_DO THIS_
Write out all the data again, exactly as it stands.

---------- DATA SHOWN

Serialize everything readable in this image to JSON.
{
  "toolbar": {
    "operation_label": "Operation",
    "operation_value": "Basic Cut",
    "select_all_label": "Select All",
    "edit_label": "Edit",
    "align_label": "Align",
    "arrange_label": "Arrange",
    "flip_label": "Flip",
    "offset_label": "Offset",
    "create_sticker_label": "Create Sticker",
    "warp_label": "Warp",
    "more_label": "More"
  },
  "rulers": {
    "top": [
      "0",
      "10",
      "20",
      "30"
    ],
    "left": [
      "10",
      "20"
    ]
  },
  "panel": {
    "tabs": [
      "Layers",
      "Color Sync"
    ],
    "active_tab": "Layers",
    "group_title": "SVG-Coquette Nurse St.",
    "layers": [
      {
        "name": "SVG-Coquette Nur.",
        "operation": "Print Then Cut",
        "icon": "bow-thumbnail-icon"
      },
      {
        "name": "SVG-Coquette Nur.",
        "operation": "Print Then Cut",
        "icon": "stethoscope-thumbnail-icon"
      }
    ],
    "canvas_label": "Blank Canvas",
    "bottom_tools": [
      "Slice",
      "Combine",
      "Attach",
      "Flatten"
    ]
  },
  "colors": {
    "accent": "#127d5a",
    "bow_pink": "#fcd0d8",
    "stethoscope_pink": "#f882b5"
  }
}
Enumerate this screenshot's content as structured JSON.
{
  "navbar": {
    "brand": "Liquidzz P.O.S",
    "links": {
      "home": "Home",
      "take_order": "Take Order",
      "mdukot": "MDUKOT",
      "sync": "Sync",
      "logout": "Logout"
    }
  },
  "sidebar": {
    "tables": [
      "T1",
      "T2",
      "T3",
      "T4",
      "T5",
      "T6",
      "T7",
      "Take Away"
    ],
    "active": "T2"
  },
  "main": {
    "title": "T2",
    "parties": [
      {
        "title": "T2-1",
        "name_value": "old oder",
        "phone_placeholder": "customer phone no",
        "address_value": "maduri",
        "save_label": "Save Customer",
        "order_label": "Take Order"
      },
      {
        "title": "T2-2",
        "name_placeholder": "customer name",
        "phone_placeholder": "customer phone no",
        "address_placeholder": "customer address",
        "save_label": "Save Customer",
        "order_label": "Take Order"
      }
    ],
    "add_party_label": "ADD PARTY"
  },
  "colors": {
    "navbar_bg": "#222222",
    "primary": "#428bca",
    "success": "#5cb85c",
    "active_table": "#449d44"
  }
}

--------------------

_CORRECT RESULT_
Serialize everything readable in this image to JSON.
{
  "toolbar": {
    "operation_label": "Operation",
    "operation_value": "Basic Cut",
    "select_all_label": "Select All",
    "edit_label": "Edit",
    "align_label": "Align",
    "arrange_label": "Arrange",
    "flip_label": "Flip",
    "offset_label": "Offset",
    "create_sticker_label": "Create Sticker",
    "warp_label": "Warp",
    "more_label": "More"
  },
  "rulers": {
    "top": [
      "0",
      "10",
      "20",
      "30"
    ],
    "left": [
      "10",
      "20"
    ]
  },
  "panel": {
    "tabs": [
      "Layers",
      "Color Sync"
    ],
    "active_tab": "Layers",
    "group_title": "SVG-Coquette Nurse St.",
    "layers": [
      {
        "name": "SVG-Coquette Nur.",
        "operation": "Print Then Cut",
        "icon": "bow-thumbnail-icon"
      },
      {
        "name": "SVG-Coquette Nur.",
        "operation": "Print Then Cut",
        "icon": "stethoscope-thumbnail-icon"
      }
    ],
    "canvas_label": "Blank Canvas",
    "bottom_tools": [
      "Slice",
      "Combine",
      "Attach",
      "Flatten"
    ]
  },
  "colors": {
    "accent": "#127d5a",
    "bow_pink": "#fcd0d8",
    "stethoscope_pink": "#f882b5"
  }
}
Enumerate this screenshot's content as structured JSON.
{
  "navbar": {
    "brand": "Liquidzz P.O.S",
    "links": {
      "home": "Home",
      "take_order": "Take Order",
      "mdukot": "MDUKOT",
      "sync": "Sync",
      "logout": "Logout"
    }
  },
  "sidebar": {
    "tables": [
      "T1",
      "T2",
      "T3",
      "T4",
      "T5",
      "T6",
      "T7",
      "Take Away"
    ],
    "active": "T2"
  },
  "main": {
    "title": "T2",
    "parties": [
      {
        "title": "T2-1",
        "name_value": "old oder",
        "phone_placeholder": "customer phone no",
        "address_value": "maduri",
        "save_label": "Save Customer",
        "order_label": "Take Order"
      },
      {
        "title": "T2-2",
        "name_placeholder": "customer name",
        "phone_placeholder": "customer phone no",
        "address_placeholder": "customer address",
        "save_label": "Save Customer",
        "order_label": "Take Order"
      }
    ],
    "add_party_label": "ADD PARTY"
  },
  "colors": {
    "navbar_bg": "#222222",
    "primary": "#428bca",
    "success": "#5cb85c",
    "active_table": "#449d44"
  }
}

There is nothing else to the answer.